_Challenge_
Starting at the line that holds "What text is on this page?", set down each line through the end of the listing, exactly as written and with nothing added.
## begin
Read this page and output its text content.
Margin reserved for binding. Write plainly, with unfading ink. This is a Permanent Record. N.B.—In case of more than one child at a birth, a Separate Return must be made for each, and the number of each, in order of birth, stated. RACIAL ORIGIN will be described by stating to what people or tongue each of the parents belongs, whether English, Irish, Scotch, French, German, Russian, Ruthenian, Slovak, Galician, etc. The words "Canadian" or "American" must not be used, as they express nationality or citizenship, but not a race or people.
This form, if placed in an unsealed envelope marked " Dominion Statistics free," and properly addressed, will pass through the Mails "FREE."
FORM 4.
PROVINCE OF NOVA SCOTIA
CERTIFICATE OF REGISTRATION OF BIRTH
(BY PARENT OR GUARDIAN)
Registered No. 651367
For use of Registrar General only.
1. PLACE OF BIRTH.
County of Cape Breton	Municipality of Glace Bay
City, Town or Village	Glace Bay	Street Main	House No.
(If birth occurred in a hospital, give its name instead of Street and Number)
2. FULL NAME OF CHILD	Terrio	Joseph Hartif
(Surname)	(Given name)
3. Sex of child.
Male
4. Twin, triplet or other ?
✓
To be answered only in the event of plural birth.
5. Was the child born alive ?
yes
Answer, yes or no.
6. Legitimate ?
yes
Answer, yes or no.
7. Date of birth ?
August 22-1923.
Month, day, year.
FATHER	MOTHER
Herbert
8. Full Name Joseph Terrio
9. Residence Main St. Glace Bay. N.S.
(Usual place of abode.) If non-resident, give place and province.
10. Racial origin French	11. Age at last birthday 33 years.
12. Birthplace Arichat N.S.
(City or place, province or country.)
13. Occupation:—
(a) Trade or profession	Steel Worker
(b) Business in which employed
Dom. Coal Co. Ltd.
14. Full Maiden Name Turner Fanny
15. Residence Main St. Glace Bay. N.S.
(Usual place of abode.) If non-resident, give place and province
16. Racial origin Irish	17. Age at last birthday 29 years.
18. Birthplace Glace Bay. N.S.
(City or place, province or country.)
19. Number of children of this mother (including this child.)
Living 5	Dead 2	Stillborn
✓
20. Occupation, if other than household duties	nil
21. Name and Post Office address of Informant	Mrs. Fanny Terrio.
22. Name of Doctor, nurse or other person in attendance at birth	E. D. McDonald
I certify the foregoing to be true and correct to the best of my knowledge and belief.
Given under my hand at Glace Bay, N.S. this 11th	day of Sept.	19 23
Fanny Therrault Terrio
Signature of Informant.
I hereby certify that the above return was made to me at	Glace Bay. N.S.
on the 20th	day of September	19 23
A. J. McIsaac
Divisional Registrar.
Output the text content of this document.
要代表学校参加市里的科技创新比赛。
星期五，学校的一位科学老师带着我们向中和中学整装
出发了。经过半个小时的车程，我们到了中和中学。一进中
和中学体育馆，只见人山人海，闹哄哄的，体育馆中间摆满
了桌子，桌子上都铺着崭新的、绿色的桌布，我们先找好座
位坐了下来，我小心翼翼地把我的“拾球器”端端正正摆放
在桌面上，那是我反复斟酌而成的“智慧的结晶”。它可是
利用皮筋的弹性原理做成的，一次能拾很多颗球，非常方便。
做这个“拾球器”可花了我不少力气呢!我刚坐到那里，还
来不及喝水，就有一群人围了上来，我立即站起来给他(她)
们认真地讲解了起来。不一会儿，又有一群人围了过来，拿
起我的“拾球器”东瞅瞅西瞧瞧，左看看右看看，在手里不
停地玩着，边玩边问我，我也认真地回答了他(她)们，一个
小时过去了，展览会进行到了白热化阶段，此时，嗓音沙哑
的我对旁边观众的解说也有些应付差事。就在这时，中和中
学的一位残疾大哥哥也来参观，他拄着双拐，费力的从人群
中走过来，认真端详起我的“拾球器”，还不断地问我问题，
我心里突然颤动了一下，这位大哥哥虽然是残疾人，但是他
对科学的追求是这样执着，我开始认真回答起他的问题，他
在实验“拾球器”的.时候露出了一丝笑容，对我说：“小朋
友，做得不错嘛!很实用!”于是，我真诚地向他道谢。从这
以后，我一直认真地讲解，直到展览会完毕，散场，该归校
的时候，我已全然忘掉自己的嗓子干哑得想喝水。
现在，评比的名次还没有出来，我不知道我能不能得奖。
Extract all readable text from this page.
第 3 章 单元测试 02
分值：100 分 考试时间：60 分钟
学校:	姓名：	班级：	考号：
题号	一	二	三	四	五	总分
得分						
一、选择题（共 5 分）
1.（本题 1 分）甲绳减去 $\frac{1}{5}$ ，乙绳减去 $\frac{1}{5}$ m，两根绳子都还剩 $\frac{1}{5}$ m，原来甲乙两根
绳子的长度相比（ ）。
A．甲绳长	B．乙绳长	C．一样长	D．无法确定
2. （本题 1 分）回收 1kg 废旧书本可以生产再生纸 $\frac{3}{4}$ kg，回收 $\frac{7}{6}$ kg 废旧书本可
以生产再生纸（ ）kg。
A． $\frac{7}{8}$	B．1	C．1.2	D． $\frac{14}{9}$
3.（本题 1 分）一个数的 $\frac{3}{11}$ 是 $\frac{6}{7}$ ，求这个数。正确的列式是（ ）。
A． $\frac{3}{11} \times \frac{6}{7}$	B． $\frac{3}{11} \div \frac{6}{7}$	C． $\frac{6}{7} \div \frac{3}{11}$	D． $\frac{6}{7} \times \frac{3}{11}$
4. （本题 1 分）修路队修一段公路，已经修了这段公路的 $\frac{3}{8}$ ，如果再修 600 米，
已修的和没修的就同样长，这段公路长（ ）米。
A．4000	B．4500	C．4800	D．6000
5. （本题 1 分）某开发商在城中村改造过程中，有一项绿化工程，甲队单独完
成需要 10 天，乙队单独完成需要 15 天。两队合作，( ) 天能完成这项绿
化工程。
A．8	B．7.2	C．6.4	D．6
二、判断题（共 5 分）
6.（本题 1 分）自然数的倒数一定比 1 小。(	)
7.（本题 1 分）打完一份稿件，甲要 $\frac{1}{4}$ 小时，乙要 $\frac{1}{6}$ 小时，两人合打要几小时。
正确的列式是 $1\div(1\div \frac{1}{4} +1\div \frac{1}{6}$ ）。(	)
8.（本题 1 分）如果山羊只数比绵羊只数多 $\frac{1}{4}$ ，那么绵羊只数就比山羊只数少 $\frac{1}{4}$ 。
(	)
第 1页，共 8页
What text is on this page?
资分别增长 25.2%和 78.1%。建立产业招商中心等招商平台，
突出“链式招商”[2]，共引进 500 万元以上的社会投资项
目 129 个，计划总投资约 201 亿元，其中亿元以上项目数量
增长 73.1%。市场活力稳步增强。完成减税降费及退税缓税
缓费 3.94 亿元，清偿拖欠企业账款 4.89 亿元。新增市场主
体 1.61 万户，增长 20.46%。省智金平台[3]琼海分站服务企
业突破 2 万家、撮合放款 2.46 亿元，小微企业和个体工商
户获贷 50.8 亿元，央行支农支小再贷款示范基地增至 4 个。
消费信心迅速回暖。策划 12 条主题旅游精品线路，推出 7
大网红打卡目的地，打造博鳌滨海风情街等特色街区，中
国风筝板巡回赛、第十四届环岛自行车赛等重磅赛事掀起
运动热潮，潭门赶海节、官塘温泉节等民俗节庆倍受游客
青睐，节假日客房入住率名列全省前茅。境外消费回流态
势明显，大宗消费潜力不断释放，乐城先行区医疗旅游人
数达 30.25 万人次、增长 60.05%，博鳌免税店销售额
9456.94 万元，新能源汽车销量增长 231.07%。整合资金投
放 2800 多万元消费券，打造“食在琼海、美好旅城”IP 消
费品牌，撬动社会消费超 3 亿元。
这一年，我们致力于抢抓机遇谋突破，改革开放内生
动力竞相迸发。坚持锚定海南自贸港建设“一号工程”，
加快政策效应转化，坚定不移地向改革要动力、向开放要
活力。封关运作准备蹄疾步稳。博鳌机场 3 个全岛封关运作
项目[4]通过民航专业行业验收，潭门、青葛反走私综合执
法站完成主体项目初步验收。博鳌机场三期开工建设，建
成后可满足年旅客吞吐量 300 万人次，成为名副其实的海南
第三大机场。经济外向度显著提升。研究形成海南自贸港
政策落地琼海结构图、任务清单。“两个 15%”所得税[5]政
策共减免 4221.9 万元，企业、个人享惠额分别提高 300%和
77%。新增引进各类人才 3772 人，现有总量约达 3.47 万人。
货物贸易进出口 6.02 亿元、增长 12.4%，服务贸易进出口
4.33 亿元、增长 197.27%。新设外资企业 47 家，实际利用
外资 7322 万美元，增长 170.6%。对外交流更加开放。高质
## end
_Final result_
What text is on this page?
资分别增长 25.2%和 78.1%。建立产业招商中心等招商平台，
突出“链式招商”[2]，共引进 500 万元以上的社会投资项
目 129 个，计划总投资约 201 亿元，其中亿元以上项目数量
增长 73.1%。市场活力稳步增强。完成减税降费及退税缓税
缓费 3.94 亿元，清偿拖欠企业账款 4.89 亿元。新增市场主
体 1.61 万户，增长 20.46%。省智金平台[3]琼海分站服务企
业突破 2 万家、撮合放款 2.46 亿元，小微企业和个体工商
户获贷 50.8 亿元，央行支农支小再贷款示范基地增至 4 个。
消费信心迅速回暖。策划 12 条主题旅游精品线路，推出 7
大网红打卡目的地，打造博鳌滨海风情街等特色街区，中
国风筝板巡回赛、第十四届环岛自行车赛等重磅赛事掀起
运动热潮，潭门赶海节、官塘温泉节等民俗节庆倍受游客
青睐，节假日客房入住率名列全省前茅。境外消费回流态
势明显，大宗消费潜力不断释放，乐城先行区医疗旅游人
数达 30.25 万人次、增长 60.05%，博鳌免税店销售额
9456.94 万元，新能源汽车销量增长 231.07%。整合资金投
放 2800 多万元消费券，打造“食在琼海、美好旅城”IP 消
费品牌，撬动社会消费超 3 亿元。
这一年，我们致力于抢抓机遇谋突破，改革开放内生
动力竞相迸发。坚持锚定海南自贸港建设“一号工程”，
加快政策效应转化，坚定不移地向改革要动力、向开放要
活力。封关运作准备蹄疾步稳。博鳌机场 3 个全岛封关运作
项目[4]通过民航专业行业验收，潭门、青葛反走私综合执
法站完成主体项目初步验收。博鳌机场三期开工建设，建
成后可满足年旅客吞吐量 300 万人次，成为名副其实的海南
第三大机场。经济外向度显著提升。研究形成海南自贸港
政策落地琼海结构图、任务清单。“两个 15%”所得税[5]政
策共减免 4221.9 万元，企业、个人享惠额分别提高 300%和
77%。新增引进各类人才 3772 人，现有总量约达 3.47 万人。
货物贸易进出口 6.02 亿元、增长 12.4%，服务贸易进出口
4.33 亿元、增长 197.27%。新设外资企业 47 家，实际利用
外资 7322 万美元，增长 170.6%。对外交流更加开放。高质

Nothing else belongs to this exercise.